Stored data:
=======

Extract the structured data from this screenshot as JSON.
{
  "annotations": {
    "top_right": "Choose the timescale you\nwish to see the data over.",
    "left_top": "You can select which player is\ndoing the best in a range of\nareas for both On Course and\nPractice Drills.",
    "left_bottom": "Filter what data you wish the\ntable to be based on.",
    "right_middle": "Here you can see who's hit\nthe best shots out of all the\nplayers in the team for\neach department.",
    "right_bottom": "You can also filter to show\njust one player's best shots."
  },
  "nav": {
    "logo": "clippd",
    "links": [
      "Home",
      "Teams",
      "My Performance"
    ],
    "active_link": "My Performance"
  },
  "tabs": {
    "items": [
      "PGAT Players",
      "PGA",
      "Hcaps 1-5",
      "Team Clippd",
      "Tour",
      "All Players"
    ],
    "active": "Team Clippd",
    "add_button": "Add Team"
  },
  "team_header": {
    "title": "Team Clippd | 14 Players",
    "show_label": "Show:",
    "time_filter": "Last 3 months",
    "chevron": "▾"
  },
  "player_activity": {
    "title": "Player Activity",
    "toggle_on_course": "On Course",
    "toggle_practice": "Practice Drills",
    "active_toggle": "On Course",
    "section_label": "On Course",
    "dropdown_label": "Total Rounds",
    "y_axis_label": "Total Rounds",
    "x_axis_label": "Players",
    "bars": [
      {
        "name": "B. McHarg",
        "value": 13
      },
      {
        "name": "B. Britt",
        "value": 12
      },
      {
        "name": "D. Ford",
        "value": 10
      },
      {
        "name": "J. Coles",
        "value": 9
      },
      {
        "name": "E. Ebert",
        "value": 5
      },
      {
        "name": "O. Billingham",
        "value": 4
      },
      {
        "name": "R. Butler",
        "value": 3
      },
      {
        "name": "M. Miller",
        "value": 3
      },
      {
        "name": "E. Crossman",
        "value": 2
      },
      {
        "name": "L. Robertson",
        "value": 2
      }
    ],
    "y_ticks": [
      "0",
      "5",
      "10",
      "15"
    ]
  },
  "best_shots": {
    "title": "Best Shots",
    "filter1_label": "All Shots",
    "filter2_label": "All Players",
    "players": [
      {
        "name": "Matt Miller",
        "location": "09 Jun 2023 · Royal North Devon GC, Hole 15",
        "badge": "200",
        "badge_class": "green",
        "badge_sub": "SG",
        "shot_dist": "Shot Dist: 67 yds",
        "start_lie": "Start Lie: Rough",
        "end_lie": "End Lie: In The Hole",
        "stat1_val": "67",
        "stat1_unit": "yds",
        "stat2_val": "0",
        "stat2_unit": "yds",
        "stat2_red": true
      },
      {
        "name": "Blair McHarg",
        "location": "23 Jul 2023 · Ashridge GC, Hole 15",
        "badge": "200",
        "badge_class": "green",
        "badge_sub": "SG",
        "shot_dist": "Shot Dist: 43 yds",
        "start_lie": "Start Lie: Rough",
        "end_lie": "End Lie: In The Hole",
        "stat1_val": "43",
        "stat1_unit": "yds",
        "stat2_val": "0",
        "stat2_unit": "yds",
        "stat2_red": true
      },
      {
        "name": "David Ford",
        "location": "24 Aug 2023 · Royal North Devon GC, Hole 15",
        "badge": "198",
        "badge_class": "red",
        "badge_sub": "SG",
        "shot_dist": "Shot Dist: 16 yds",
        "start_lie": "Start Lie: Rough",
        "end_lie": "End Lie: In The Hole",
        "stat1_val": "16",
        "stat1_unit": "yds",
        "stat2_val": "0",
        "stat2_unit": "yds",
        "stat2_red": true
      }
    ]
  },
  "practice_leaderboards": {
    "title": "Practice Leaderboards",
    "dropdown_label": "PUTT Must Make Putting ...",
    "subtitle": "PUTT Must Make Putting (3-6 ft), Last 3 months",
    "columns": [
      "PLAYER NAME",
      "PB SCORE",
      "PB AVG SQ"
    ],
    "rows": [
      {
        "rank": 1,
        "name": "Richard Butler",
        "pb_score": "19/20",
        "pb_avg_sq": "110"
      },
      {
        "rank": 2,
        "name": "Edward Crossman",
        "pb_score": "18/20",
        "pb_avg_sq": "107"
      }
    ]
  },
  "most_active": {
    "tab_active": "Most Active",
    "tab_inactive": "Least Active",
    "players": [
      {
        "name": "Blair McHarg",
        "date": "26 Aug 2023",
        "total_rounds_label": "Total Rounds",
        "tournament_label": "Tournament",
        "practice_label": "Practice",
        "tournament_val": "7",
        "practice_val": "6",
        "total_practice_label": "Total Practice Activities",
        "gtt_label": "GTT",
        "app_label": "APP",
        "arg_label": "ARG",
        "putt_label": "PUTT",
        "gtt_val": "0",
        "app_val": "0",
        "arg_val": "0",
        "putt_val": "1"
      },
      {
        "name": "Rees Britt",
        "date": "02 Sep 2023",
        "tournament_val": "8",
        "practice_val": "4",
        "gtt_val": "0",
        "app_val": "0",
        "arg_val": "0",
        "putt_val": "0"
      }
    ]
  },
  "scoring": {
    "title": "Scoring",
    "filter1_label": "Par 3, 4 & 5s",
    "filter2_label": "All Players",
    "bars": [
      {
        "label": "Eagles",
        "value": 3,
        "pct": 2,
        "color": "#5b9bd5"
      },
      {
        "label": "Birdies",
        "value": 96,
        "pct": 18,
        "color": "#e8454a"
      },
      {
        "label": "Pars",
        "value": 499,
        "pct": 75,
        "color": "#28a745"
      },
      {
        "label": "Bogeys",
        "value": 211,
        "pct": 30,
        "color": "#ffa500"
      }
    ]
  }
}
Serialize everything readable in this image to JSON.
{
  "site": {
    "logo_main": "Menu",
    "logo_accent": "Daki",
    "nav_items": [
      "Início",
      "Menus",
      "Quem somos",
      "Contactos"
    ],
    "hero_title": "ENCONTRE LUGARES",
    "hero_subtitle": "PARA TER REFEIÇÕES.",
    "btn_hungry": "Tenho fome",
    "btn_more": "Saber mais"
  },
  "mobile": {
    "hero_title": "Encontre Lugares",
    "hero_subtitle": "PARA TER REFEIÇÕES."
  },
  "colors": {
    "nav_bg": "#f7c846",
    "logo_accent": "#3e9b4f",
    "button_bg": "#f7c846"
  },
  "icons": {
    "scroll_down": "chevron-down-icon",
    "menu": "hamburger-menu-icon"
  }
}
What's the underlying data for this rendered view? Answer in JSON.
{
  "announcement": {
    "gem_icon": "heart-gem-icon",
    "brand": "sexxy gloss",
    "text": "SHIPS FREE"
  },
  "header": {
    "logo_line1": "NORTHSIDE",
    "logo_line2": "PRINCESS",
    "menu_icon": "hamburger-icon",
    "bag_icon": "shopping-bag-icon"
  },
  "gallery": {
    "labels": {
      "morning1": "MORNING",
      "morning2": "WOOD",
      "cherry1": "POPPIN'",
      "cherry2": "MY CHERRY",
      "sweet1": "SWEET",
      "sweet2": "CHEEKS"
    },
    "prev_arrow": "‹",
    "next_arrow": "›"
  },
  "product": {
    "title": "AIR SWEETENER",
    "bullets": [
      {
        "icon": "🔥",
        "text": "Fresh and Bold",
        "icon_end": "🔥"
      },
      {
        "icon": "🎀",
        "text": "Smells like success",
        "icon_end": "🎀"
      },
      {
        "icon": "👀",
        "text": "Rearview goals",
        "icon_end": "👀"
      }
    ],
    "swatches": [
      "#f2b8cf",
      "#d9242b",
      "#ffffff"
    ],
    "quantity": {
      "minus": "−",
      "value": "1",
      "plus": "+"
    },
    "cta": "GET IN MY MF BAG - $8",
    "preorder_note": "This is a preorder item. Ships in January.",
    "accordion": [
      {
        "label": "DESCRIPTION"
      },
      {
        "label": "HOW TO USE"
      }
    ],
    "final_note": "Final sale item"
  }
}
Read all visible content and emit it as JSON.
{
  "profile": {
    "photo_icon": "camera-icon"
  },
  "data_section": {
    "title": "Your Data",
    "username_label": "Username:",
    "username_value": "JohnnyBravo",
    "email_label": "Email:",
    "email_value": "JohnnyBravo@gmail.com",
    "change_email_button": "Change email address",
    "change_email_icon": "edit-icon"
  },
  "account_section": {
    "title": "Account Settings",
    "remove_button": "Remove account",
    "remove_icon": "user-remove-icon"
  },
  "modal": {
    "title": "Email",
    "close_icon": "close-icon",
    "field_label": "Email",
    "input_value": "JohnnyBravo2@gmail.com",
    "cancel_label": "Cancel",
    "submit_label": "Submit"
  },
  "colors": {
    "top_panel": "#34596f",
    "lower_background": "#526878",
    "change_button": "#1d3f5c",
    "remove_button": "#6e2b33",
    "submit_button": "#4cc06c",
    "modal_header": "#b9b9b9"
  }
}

=======

» **Your task**: Where a line holds "location", copy it out.

» **Output for this task**:
        "location": "09 Jun 2023 · Royal North Devon GC, Hole 15",
        "location": "23 Jul 2023 · Ashridge GC, Hole 15",
        "location": "24 Aug 2023 · Royal North Devon GC, Hole 15",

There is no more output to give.